I love how the wind tells me things I might never know otherwise – but only when I stand and face it, head-on. Then it is free to whip into my face and blow inside my head with those blustery, bold messages.
There was a time when the wind told me to be still – to simply hope for something else beyond my current circumstances. I listened, and found it to be good advice.
Another time the wind told me to be daring, and step out in faith to overcome my fear. That, too, was useful information.
There have been many such messages over the years. But today, I walked into the wind and it said, “You’re on the right track.”
Now that might not seem like a breakthrough, but it was powerful. I am sometimes quick to hold myself to a standard, a goal, or a vision. But the wind simply said, “You’re okay.” I wanted to believe this was true. It would be such a relief.
The wind wasn’t quiet or gentle today, but agitated. It pressed against me with great force, enough that I had to bend into it to walk forward. It seemed adamant; almost stubborn. Perhaps it pushed me so that I could remember my own self-motivated pushing….my own desire to get rid of all that cumulative disappointment.

● Rows:
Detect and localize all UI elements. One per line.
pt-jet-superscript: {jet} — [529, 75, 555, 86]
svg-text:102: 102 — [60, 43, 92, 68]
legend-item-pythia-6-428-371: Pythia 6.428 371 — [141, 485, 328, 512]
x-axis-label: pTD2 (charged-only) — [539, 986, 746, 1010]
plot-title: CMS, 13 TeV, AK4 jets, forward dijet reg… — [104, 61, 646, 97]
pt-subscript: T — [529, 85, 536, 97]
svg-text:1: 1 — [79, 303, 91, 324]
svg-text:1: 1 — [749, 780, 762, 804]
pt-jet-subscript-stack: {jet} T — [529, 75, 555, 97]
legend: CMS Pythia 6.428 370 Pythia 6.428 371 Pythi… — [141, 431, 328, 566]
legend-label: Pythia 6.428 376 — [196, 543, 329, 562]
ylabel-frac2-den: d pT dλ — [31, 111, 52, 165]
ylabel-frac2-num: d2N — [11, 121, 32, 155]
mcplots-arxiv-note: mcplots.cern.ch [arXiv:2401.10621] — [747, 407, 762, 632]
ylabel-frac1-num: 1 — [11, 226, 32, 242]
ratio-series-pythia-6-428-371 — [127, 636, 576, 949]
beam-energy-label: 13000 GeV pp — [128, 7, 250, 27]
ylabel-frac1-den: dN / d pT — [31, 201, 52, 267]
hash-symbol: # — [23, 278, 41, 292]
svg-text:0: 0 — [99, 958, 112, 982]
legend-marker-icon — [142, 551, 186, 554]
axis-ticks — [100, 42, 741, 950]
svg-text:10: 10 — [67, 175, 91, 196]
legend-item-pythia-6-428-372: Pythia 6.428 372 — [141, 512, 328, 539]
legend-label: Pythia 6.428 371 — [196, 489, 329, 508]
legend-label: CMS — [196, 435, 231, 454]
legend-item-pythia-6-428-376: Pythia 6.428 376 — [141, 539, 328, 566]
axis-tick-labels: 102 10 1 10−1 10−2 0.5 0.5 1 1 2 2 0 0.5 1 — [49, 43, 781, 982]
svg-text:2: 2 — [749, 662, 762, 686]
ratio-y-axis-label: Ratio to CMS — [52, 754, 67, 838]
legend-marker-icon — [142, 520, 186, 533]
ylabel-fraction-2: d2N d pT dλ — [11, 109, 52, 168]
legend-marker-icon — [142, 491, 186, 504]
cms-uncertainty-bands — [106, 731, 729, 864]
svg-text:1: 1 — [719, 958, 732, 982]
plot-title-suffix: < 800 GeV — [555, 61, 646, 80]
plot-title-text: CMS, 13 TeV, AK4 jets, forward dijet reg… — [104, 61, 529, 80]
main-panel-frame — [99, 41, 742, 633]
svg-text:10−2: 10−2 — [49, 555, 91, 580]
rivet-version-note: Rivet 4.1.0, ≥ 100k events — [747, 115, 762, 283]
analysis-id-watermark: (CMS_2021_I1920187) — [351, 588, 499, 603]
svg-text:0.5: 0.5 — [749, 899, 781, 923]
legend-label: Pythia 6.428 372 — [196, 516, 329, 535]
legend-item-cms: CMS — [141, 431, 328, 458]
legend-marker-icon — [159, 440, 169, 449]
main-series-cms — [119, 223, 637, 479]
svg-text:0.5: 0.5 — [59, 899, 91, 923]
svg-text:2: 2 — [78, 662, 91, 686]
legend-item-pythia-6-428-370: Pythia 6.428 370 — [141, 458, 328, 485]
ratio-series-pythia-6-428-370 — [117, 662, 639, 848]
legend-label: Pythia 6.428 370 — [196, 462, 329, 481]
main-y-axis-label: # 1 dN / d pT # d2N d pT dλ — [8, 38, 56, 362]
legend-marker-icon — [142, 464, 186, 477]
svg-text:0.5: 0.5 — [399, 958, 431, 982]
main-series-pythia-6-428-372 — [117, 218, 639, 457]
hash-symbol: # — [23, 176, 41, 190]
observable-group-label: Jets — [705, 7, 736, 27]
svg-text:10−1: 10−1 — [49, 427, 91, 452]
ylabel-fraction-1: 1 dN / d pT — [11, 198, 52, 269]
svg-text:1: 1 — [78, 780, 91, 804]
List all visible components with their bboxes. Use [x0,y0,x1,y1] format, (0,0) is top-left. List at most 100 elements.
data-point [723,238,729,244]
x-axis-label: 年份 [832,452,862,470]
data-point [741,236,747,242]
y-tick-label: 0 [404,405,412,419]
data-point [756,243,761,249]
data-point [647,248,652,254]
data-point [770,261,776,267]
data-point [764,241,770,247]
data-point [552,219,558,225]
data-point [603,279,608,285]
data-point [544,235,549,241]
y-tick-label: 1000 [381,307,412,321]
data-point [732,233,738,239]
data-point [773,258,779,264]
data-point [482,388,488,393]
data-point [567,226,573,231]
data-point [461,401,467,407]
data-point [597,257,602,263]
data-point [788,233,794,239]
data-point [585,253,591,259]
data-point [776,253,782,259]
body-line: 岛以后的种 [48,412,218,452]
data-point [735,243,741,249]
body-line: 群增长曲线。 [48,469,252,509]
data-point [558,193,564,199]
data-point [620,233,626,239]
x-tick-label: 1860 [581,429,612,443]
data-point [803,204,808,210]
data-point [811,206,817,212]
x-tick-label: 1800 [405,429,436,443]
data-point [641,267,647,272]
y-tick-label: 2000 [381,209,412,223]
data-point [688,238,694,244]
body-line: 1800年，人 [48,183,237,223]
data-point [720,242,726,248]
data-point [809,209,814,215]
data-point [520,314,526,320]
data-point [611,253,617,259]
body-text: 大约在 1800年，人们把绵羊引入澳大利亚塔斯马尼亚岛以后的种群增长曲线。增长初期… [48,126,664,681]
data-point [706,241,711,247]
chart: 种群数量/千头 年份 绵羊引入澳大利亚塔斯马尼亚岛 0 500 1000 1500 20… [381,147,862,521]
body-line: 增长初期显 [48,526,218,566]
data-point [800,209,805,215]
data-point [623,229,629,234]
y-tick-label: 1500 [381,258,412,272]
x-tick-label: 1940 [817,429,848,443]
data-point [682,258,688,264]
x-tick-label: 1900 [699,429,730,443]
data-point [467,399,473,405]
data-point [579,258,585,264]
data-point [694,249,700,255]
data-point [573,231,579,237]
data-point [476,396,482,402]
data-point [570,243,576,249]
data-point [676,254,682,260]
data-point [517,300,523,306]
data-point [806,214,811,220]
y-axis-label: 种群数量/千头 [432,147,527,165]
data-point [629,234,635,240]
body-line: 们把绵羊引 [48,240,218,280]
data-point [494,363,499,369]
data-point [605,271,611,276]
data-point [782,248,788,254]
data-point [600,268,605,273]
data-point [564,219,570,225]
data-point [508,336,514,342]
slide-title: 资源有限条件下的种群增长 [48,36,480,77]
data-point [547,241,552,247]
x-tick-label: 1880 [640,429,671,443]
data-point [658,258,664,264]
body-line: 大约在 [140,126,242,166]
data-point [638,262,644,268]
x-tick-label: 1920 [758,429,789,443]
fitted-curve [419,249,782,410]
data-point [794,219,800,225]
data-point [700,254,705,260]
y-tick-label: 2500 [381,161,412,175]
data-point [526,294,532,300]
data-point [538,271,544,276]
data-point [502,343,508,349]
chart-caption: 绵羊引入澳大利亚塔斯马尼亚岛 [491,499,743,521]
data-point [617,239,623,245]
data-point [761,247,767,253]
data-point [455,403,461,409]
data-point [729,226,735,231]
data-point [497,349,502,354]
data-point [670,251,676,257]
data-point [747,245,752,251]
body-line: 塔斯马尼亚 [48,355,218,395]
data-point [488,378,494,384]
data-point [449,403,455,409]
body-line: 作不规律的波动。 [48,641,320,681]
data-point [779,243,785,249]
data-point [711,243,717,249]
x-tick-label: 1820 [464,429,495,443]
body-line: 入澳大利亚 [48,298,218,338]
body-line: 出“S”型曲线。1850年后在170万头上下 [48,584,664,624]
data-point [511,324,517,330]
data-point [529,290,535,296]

● What to work on:
In one to three sentences, explain why the speaker in the piece about the wind had to bend forward while walking today.

● The answer:
The wind was agitated rather than quiet or gentle, and it pressed against the speaker with great force. It was strong enough that the speaker had to bend into it to keep walking forward.